Given instruction:
Go through the lines below. Copy those with "sunlight".

(Items listed in a dataset)

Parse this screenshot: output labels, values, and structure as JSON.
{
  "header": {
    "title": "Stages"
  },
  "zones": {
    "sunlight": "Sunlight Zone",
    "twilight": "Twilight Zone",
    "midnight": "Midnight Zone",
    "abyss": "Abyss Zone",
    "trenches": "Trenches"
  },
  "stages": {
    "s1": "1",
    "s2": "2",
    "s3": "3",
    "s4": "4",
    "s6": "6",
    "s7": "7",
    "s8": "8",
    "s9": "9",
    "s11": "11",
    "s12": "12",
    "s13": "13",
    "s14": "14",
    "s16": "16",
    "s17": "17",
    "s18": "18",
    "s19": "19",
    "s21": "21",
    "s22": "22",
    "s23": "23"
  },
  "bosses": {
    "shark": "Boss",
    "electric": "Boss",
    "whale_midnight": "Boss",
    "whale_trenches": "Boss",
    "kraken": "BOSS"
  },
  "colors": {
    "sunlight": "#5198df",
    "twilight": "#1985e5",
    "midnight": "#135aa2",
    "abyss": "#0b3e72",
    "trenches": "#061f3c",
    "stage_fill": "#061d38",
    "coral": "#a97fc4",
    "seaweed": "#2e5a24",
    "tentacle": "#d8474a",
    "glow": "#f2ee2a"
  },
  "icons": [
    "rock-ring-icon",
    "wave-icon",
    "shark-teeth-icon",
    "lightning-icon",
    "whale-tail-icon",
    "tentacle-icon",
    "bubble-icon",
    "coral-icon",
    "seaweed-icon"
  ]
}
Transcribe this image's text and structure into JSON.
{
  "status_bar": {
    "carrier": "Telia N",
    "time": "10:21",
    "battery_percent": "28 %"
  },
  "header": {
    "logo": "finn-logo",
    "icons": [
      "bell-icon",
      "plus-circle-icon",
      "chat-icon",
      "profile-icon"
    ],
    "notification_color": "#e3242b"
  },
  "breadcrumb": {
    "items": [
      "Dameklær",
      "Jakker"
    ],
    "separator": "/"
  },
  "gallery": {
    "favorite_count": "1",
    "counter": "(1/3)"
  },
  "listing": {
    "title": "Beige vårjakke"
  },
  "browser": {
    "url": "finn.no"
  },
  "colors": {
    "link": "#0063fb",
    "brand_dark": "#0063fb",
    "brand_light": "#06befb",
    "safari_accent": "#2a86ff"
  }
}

Solution to this exercise:
    "sunlight": "Sunlight Zone",
    "sunlight": "#5198df",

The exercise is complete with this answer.